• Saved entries
• • •

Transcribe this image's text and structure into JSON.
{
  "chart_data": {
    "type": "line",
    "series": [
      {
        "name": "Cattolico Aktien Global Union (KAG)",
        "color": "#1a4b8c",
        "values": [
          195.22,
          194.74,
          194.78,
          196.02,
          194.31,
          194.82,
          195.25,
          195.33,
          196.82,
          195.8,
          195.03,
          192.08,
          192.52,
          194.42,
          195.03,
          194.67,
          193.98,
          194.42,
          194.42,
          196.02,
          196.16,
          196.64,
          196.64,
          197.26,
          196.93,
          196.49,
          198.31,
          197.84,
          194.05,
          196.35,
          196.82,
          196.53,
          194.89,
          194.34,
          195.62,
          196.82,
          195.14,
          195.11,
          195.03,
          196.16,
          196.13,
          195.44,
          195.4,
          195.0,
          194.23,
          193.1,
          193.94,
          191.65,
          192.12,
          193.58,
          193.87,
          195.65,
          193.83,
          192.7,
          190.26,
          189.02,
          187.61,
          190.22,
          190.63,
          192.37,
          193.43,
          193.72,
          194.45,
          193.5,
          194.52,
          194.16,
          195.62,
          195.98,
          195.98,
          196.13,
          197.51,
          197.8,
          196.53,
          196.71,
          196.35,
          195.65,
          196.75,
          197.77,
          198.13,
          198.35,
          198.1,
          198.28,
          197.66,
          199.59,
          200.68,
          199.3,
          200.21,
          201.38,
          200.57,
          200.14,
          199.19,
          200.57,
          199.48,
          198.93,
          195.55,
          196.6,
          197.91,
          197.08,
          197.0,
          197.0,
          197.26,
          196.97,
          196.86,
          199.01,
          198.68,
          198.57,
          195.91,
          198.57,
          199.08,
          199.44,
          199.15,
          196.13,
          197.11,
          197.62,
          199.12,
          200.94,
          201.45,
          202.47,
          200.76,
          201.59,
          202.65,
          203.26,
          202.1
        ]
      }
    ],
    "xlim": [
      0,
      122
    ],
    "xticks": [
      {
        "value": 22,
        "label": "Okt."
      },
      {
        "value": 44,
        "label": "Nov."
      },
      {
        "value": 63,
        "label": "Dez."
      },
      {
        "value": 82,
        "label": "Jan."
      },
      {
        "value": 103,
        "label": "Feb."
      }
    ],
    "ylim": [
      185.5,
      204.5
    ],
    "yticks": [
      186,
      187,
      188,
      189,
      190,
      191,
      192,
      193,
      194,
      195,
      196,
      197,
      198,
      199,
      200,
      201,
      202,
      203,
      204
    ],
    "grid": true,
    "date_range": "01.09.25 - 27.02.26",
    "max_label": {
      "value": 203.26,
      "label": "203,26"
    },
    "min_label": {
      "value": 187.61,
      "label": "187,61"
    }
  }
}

• • •

• WHAT THE TASK REQUIRES
Output the complete data exactly as written.

• RESPONSE TO THE EXERCISE
Transcribe this image's text and structure into JSON.
{
  "chart_data": {
    "type": "line",
    "series": [
      {
        "name": "Cattolico Aktien Global Union (KAG)",
        "color": "#1a4b8c",
        "values": [
          195.22,
          194.74,
          194.78,
          196.02,
          194.31,
          194.82,
          195.25,
          195.33,
          196.82,
          195.8,
          195.03,
          192.08,
          192.52,
          194.42,
          195.03,
          194.67,
          193.98,
          194.42,
          194.42,
          196.02,
          196.16,
          196.64,
          196.64,
          197.26,
          196.93,
          196.49,
          198.31,
          197.84,
          194.05,
          196.35,
          196.82,
          196.53,
          194.89,
          194.34,
          195.62,
          196.82,
          195.14,
          195.11,
          195.03,
          196.16,
          196.13,
          195.44,
          195.4,
          195.0,
          194.23,
          193.1,
          193.94,
          191.65,
          192.12,
          193.58,
          193.87,
          195.65,
          193.83,
          192.7,
          190.26,
          189.02,
          187.61,
          190.22,
          190.63,
          192.37,
          193.43,
          193.72,
          194.45,
          193.5,
          194.52,
          194.16,
          195.62,
          195.98,
          195.98,
          196.13,
          197.51,
          197.8,
          196.53,
          196.71,
          196.35,
          195.65,
          196.75,
          197.77,
          198.13,
          198.35,
          198.1,
          198.28,
          197.66,
          199.59,
          200.68,
          199.3,
          200.21,
          201.38,
          200.57,
          200.14,
          199.19,
          200.57,
          199.48,
          198.93,
          195.55,
          196.6,
          197.91,
          197.08,
          197.0,
          197.0,
          197.26,
          196.97,
          196.86,
          199.01,
          198.68,
          198.57,
          195.91,
          198.57,
          199.08,
          199.44,
          199.15,
          196.13,
          197.11,
          197.62,
          199.12,
          200.94,
          201.45,
          202.47,
          200.76,
          201.59,
          202.65,
          203.26,
          202.1
        ]
      }
    ],
    "xlim": [
      0,
      122
    ],
    "xticks": [
      {
        "value": 22,
        "label": "Okt."
      },
      {
        "value": 44,
        "label": "Nov."
      },
      {
        "value": 63,
        "label": "Dez."
      },
      {
        "value": 82,
        "label": "Jan."
      },
      {
        "value": 103,
        "label": "Feb."
      }
    ],
    "ylim": [
      185.5,
      204.5
    ],
    "yticks": [
      186,
      187,
      188,
      189,
      190,
      191,
      192,
      193,
      194,
      195,
      196,
      197,
      198,
      199,
      200,
      201,
      202,
      203,
      204
    ],
    "grid": true,
    "date_range": "01.09.25 - 27.02.26",
    "max_label": {
      "value": 203.26,
      "label": "203,26"
    },
    "min_label": {
      "value": 187.61,
      "label": "187,61"
    }
  }
}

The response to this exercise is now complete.